**Job:** Set down the full listing exactly as given. Any pictures are to be left out.

**** Source records ****

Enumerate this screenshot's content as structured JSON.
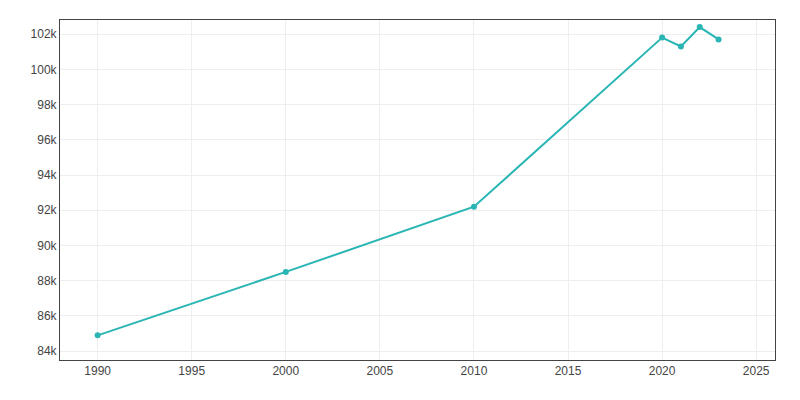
{
  "chart_data": {
    "type": "line",
    "x": [
      1990,
      2000,
      2010,
      2020,
      2021,
      2022,
      2023
    ],
    "values": [
      84900,
      88500,
      92200,
      101800,
      101300,
      102400,
      101700
    ],
    "color": "#2ab5b5",
    "marker": "circle",
    "xlim": [
      1988,
      2026
    ],
    "xticks": [
      1990,
      1995,
      2000,
      2005,
      2010,
      2015,
      2020,
      2025
    ],
    "ylim": [
      83500,
      102800
    ],
    "yticks": [
      {
        "value": 84000,
        "label": "84k"
      },
      {
        "value": 86000,
        "label": "86k"
      },
      {
        "value": 88000,
        "label": "88k"
      },
      {
        "value": 90000,
        "label": "90k"
      },
      {
        "value": 92000,
        "label": "92k"
      },
      {
        "value": 94000,
        "label": "94k"
      },
      {
        "value": 96000,
        "label": "96k"
      },
      {
        "value": 98000,
        "label": "98k"
      },
      {
        "value": 100000,
        "label": "100k"
      },
      {
        "value": 102000,
        "label": "102k"
      }
    ],
    "grid": true
  }
}
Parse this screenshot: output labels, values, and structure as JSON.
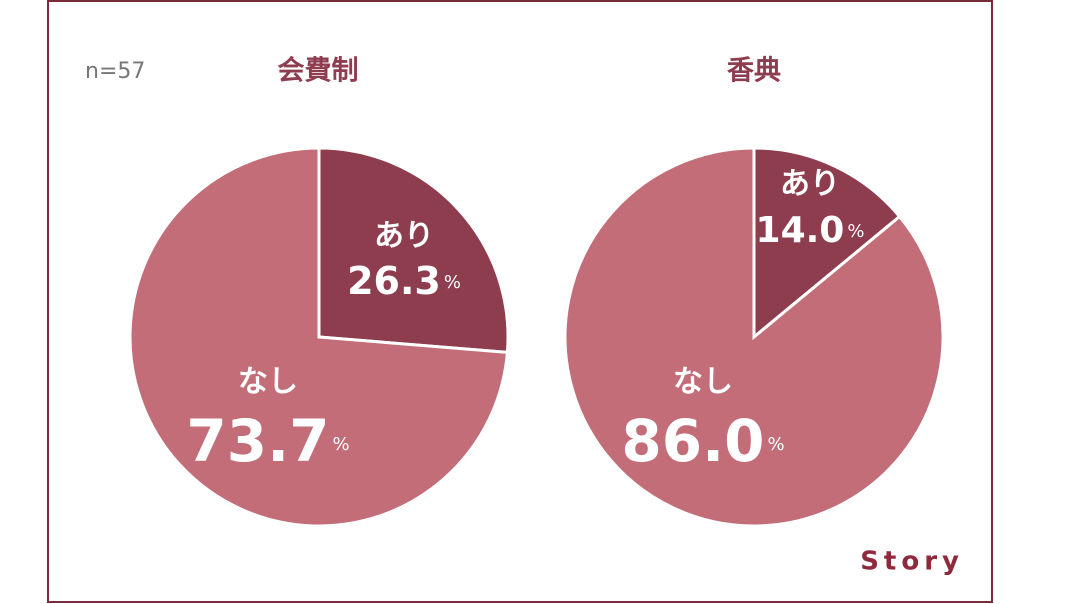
{
  "note": "n=57",
  "brand": "Story",
  "chart_data": [
    {
      "type": "pie",
      "title": "会費制",
      "categories": [
        "あり",
        "なし"
      ],
      "values": [
        26.3,
        73.7
      ],
      "unit": "%",
      "colors": [
        "#8e3d4f",
        "#c26d78"
      ]
    },
    {
      "type": "pie",
      "title": "香典",
      "categories": [
        "あり",
        "なし"
      ],
      "values": [
        14.0,
        86.0
      ],
      "value_labels": [
        "14.0",
        "86.0"
      ],
      "unit": "%",
      "colors": [
        "#8e3d4f",
        "#c26d78"
      ]
    }
  ]
}
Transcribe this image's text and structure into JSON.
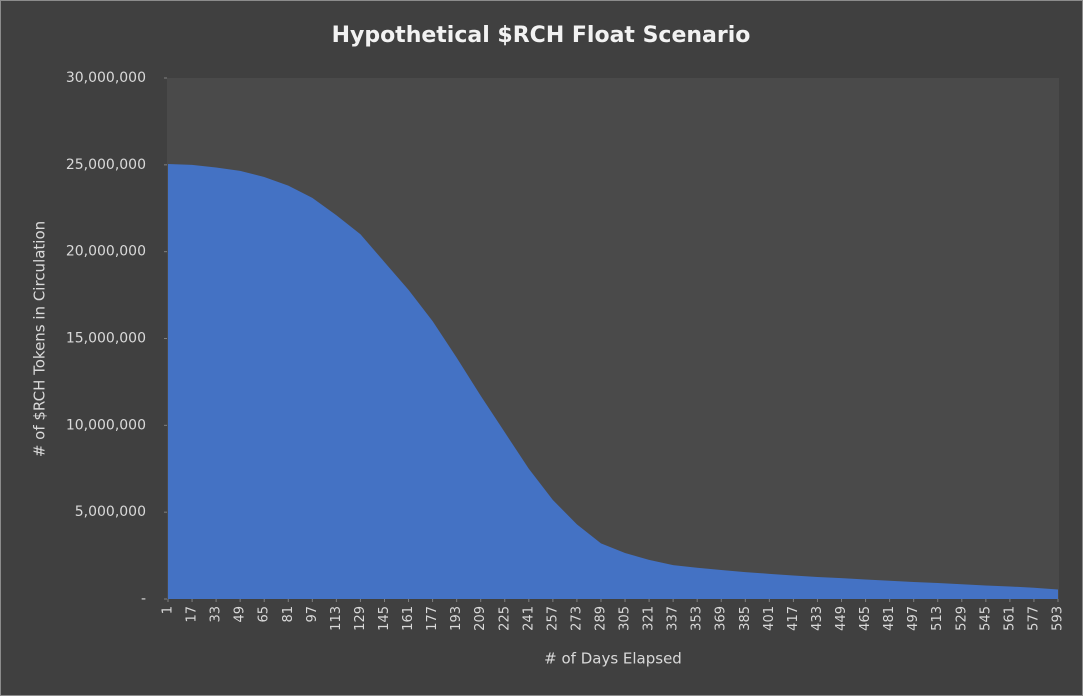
{
  "chart_data": {
    "type": "area",
    "title": "Hypothetical $RCH Float Scenario",
    "x_label": "# of Days Elapsed",
    "y_label": "# of $RCH Tokens in Circulation",
    "x": [
      1,
      17,
      33,
      49,
      65,
      81,
      97,
      113,
      129,
      145,
      161,
      177,
      193,
      209,
      225,
      241,
      257,
      273,
      289,
      305,
      321,
      337,
      353,
      369,
      385,
      401,
      417,
      433,
      449,
      465,
      481,
      497,
      513,
      529,
      545,
      561,
      577,
      593
    ],
    "series": [
      {
        "name": "Tokens in Circulation",
        "color": "#4472c4",
        "values": [
          25050000,
          25000000,
          24850000,
          24650000,
          24300000,
          23800000,
          23100000,
          22100000,
          21000000,
          19400000,
          17800000,
          16000000,
          13900000,
          11700000,
          9600000,
          7500000,
          5700000,
          4300000,
          3200000,
          2650000,
          2250000,
          1950000,
          1800000,
          1670000,
          1550000,
          1450000,
          1350000,
          1270000,
          1200000,
          1120000,
          1050000,
          980000,
          920000,
          850000,
          780000,
          720000,
          650000,
          550000
        ]
      }
    ],
    "xlim": [
      1,
      593
    ],
    "xticks": [
      1,
      17,
      33,
      49,
      65,
      81,
      97,
      113,
      129,
      145,
      161,
      177,
      193,
      209,
      225,
      241,
      257,
      273,
      289,
      305,
      321,
      337,
      353,
      369,
      385,
      401,
      417,
      433,
      449,
      465,
      481,
      497,
      513,
      529,
      545,
      561,
      577,
      593
    ],
    "ylim": [
      0,
      30000000
    ],
    "yticks": [
      {
        "value": 0,
        "label": "-"
      },
      {
        "value": 5000000,
        "label": "5,000,000"
      },
      {
        "value": 10000000,
        "label": "10,000,000"
      },
      {
        "value": 15000000,
        "label": "15,000,000"
      },
      {
        "value": 20000000,
        "label": "20,000,000"
      },
      {
        "value": 25000000,
        "label": "25,000,000"
      },
      {
        "value": 30000000,
        "label": "30,000,000"
      }
    ],
    "grid": false
  }
}
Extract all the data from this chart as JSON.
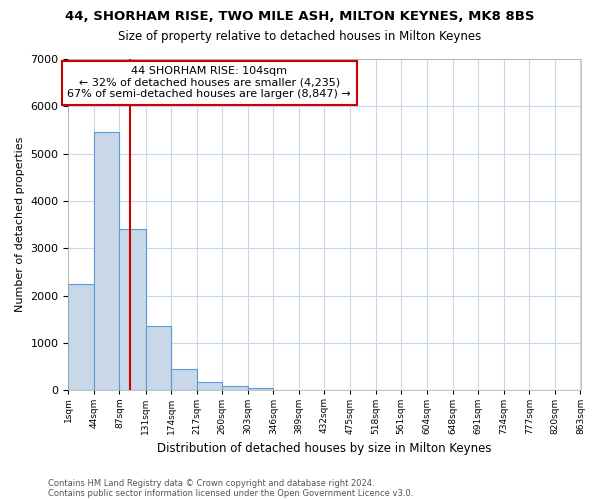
{
  "title1": "44, SHORHAM RISE, TWO MILE ASH, MILTON KEYNES, MK8 8BS",
  "title2": "Size of property relative to detached houses in Milton Keynes",
  "xlabel": "Distribution of detached houses by size in Milton Keynes",
  "ylabel": "Number of detached properties",
  "footnote1": "Contains HM Land Registry data © Crown copyright and database right 2024.",
  "footnote2": "Contains public sector information licensed under the Open Government Licence v3.0.",
  "annotation_line1": "44 SHORHAM RISE: 104sqm",
  "annotation_line2": "← 32% of detached houses are smaller (4,235)",
  "annotation_line3": "67% of semi-detached houses are larger (8,847) →",
  "property_size": 104,
  "bin_edges": [
    1,
    44,
    87,
    131,
    174,
    217,
    260,
    303,
    346,
    389,
    432,
    475,
    518,
    561,
    604,
    648,
    691,
    734,
    777,
    820,
    863
  ],
  "bin_counts": [
    2250,
    5450,
    3400,
    1350,
    450,
    175,
    90,
    50,
    0,
    0,
    0,
    0,
    0,
    0,
    0,
    0,
    0,
    0,
    0,
    0
  ],
  "bar_color": "#c8d8e8",
  "bar_edge_color": "#5b9bd5",
  "vline_color": "#cc0000",
  "annotation_box_color": "#cc0000",
  "grid_color": "#c8d8e8",
  "bg_color": "#ffffff",
  "ylim": [
    0,
    7000
  ],
  "yticks": [
    0,
    1000,
    2000,
    3000,
    4000,
    5000,
    6000,
    7000
  ]
}
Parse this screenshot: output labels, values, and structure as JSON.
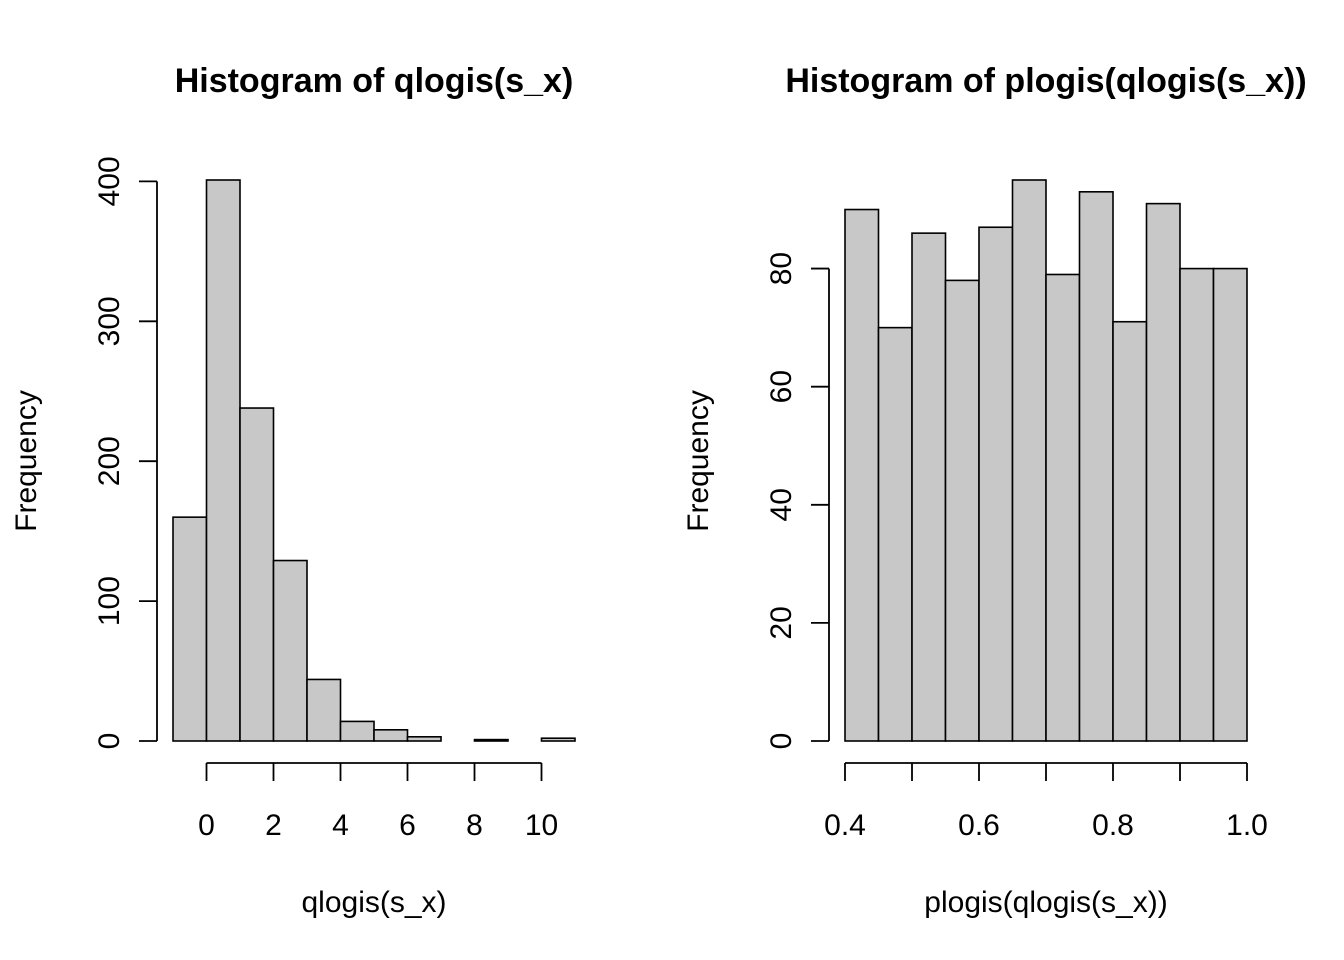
{
  "chart_data": [
    {
      "type": "bar",
      "histogram": true,
      "title": "Histogram of qlogis(s_x)",
      "xlabel": "qlogis(s_x)",
      "ylabel": "Frequency",
      "bin_edges": [
        -1,
        0,
        1,
        2,
        3,
        4,
        5,
        6,
        7,
        8,
        9,
        10,
        11
      ],
      "values": [
        160,
        401,
        238,
        129,
        44,
        14,
        8,
        3,
        0,
        1,
        0,
        2
      ],
      "xlim": [
        -1,
        11
      ],
      "ylim": [
        0,
        401
      ],
      "x_ticks": [
        0,
        2,
        4,
        6,
        8,
        10
      ],
      "x_tick_labels": [
        "0",
        "2",
        "4",
        "6",
        "8",
        "10"
      ],
      "y_ticks": [
        0,
        100,
        200,
        300,
        400
      ],
      "y_tick_labels": [
        "0",
        "100",
        "200",
        "300",
        "400"
      ],
      "grid": false
    },
    {
      "type": "bar",
      "histogram": true,
      "title": "Histogram of plogis(qlogis(s_x))",
      "xlabel": "plogis(qlogis(s_x))",
      "ylabel": "Frequency",
      "bin_edges": [
        0.4,
        0.45,
        0.5,
        0.55,
        0.6,
        0.65,
        0.7,
        0.75,
        0.8,
        0.85,
        0.9,
        0.95,
        1.0
      ],
      "values": [
        90,
        70,
        86,
        78,
        87,
        95,
        79,
        93,
        71,
        91,
        80,
        80
      ],
      "xlim": [
        0.4,
        1.0
      ],
      "ylim": [
        0,
        95
      ],
      "x_ticks": [
        0.4,
        0.5,
        0.6,
        0.7,
        0.8,
        0.9,
        1.0
      ],
      "x_tick_labels": [
        "0.4",
        "",
        "0.6",
        "",
        "0.8",
        "",
        "1.0"
      ],
      "y_ticks": [
        0,
        20,
        40,
        60,
        80
      ],
      "y_tick_labels": [
        "0",
        "20",
        "40",
        "60",
        "80"
      ],
      "grid": false
    }
  ]
}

****

**The output:**
Enumerate this screenshot's content as structured JSON.
{
  "chart_data": {
    "type": "line",
    "x": [
      1990,
      2000,
      2010,
      2020,
      2021,
      2022,
      2023
    ],
    "values": [
      84900,
      88500,
      92200,
      101800,
      101300,
      102400,
      101700
    ],
    "color": "#2ab5b5",
    "marker": "circle",
    "xlim": [
      1988,
      2026
    ],
    "xticks": [
      1990,
      1995,
      2000,
      2005,
      2010,
      2015,
      2020,
      2025
    ],
    "ylim": [
      83500,
      102800
    ],
    "yticks": [
      {
        "value": 84000,
        "label": "84k"
      },
      {
        "value": 86000,
        "label": "86k"
      },
      {
        "value": 88000,
        "label": "88k"
      },
      {
        "value": 90000,
        "label": "90k"
      },
      {
        "value": 92000,
        "label": "92k"
      },
      {
        "value": 94000,
        "label": "94k"
      },
      {
        "value": 96000,
        "label": "96k"
      },
      {
        "value": 98000,
        "label": "98k"
      },
      {
        "value": 100000,
        "label": "100k"
      },
      {
        "value": 102000,
        "label": "102k"
      }
    ],
    "grid": true
  }
}
Parse this screenshot: output labels, values, and structure as JSON.
{
  "note": "n=57",
  "brand": "Story",
  "chart_data": [
    {
      "type": "pie",
      "title": "会費制",
      "categories": [
        "あり",
        "なし"
      ],
      "values": [
        26.3,
        73.7
      ],
      "unit": "%",
      "colors": [
        "#8e3d4f",
        "#c26d78"
      ]
    },
    {
      "type": "pie",
      "title": "香典",
      "categories": [
        "あり",
        "なし"
      ],
      "values": [
        14.0,
        86.0
      ],
      "value_labels": [
        "14.0",
        "86.0"
      ],
      "unit": "%",
      "colors": [
        "#8e3d4f",
        "#c26d78"
      ]
    }
  ]
}
Transcribe this image's text and structure into JSON.
{
  "chart_data": {
    "type": "area",
    "title": "Hypothetical $RCH Float Scenario",
    "x_label": "# of Days Elapsed",
    "y_label": "# of $RCH Tokens in Circulation",
    "x": [
      1,
      17,
      33,
      49,
      65,
      81,
      97,
      113,
      129,
      145,
      161,
      177,
      193,
      209,
      225,
      241,
      257,
      273,
      289,
      305,
      321,
      337,
      353,
      369,
      385,
      401,
      417,
      433,
      449,
      465,
      481,
      497,
      513,
      529,
      545,
      561,
      577,
      593
    ],
    "series": [
      {
        "name": "Tokens in Circulation",
        "color": "#4472c4",
        "values": [
          25050000,
          25000000,
          24850000,
          24650000,
          24300000,
          23800000,
          23100000,
          22100000,
          21000000,
          19400000,
          17800000,
          16000000,
          13900000,
          11700000,
          9600000,
          7500000,
          5700000,
          4300000,
          3200000,
          2650000,
          2250000,
          1950000,
          1800000,
          1670000,
          1550000,
          1450000,
          1350000,
          1270000,
          1200000,
          1120000,
          1050000,
          980000,
          920000,
          850000,
          780000,
          720000,
          650000,
          550000
        ]
      }
    ],
    "xlim": [
      1,
      593
    ],
    "xticks": [
      1,
      17,
      33,
      49,
      65,
      81,
      97,
      113,
      129,
      145,
      161,
      177,
      193,
      209,
      225,
      241,
      257,
      273,
      289,
      305,
      321,
      337,
      353,
      369,
      385,
      401,
      417,
      433,
      449,
      465,
      481,
      497,
      513,
      529,
      545,
      561,
      577,
      593
    ],
    "ylim": [
      0,
      30000000
    ],
    "yticks": [
      {
        "value": 0,
        "label": "-"
      },
      {
        "value": 5000000,
        "label": "5,000,000"
      },
      {
        "value": 10000000,
        "label": "10,000,000"
      },
      {
        "value": 15000000,
        "label": "15,000,000"
      },
      {
        "value": 20000000,
        "label": "20,000,000"
      },
      {
        "value": 25000000,
        "label": "25,000,000"
      },
      {
        "value": 30000000,
        "label": "30,000,000"
      }
    ],
    "grid": false
  }
}
Extract all the data from this chart as JSON.
{
  "title1": "44, SHORHAM RISE, TWO MILE ASH, MILTON KEYNES, MK8 8BS",
  "title2": "Size of property relative to detached houses in Milton Keynes",
  "xlabel": "Distribution of detached houses by size in Milton Keynes",
  "ylabel": "Number of detached properties",
  "footnote1": "Contains HM Land Registry data © Crown copyright and database right 2024.",
  "footnote2": "Contains public sector information licensed under the Open Government Licence v3.0.",
  "annotation_line1": "44 SHORHAM RISE: 104sqm",
  "annotation_line2": "← 32% of detached houses are smaller (4,235)",
  "annotation_line3": "67% of semi-detached houses are larger (8,847) →",
  "property_size": 104,
  "bin_edges": [
    1,
    44,
    87,
    131,
    174,
    217,
    260,
    303,
    346,
    389,
    432,
    475,
    518,
    561,
    604,
    648,
    691,
    734,
    777,
    820,
    863
  ],
  "bin_counts": [
    2250,
    5450,
    3400,
    1350,
    450,
    175,
    90,
    50,
    0,
    0,
    0,
    0,
    0,
    0,
    0,
    0,
    0,
    0,
    0,
    0
  ],
  "bar_color": "#c8d8e8",
  "bar_edge_color": "#5b9bd5",
  "vline_color": "#cc0000",
  "annotation_box_color": "#cc0000",
  "grid_color": "#c8d8e8",
  "bg_color": "#ffffff",
  "ylim": [
    0,
    7000
  ],
  "yticks": [
    0,
    1000,
    2000,
    3000,
    4000,
    5000,
    6000,
    7000
  ]
}
Parse this screenshot: output labels, values, and structure as JSON.
{
  "chart_data": [
    {
      "type": "bar",
      "histogram": true,
      "title": "Histogram of qlogis(s_x)",
      "xlabel": "qlogis(s_x)",
      "ylabel": "Frequency",
      "bin_edges": [
        -1,
        0,
        1,
        2,
        3,
        4,
        5,
        6,
        7,
        8,
        9,
        10,
        11
      ],
      "values": [
        160,
        401,
        238,
        129,
        44,
        14,
        8,
        3,
        0,
        1,
        0,
        2
      ],
      "xlim": [
        -1,
        11
      ],
      "ylim": [
        0,
        401
      ],
      "x_ticks": [
        0,
        2,
        4,
        6,
        8,
        10
      ],
      "x_tick_labels": [
        "0",
        "2",
        "4",
        "6",
        "8",
        "10"
      ],
      "y_ticks": [
        0,
        100,
        200,
        300,
        400
      ],
      "y_tick_labels": [
        "0",
        "100",
        "200",
        "300",
        "400"
      ],
      "grid": false
    },
    {
      "type": "bar",
      "histogram": true,
      "title": "Histogram of plogis(qlogis(s_x))",
      "xlabel": "plogis(qlogis(s_x))",
      "ylabel": "Frequency",
      "bin_edges": [
        0.4,
        0.45,
        0.5,
        0.55,
        0.6,
        0.65,
        0.7,
        0.75,
        0.8,
        0.85,
        0.9,
        0.95,
        1.0
      ],
      "values": [
        90,
        70,
        86,
        78,
        87,
        95,
        79,
        93,
        71,
        91,
        80,
        80
      ],
      "xlim": [
        0.4,
        1.0
      ],
      "ylim": [
        0,
        95
      ],
      "x_ticks": [
        0.4,
        0.5,
        0.6,
        0.7,
        0.8,
        0.9,
        1.0
      ],
      "x_tick_labels": [
        "0.4",
        "",
        "0.6",
        "",
        "0.8",
        "",
        "1.0"
      ],
      "y_ticks": [
        0,
        20,
        40,
        60,
        80
      ],
      "y_tick_labels": [
        "0",
        "20",
        "40",
        "60",
        "80"
      ],
      "grid": false
    }
  ]
}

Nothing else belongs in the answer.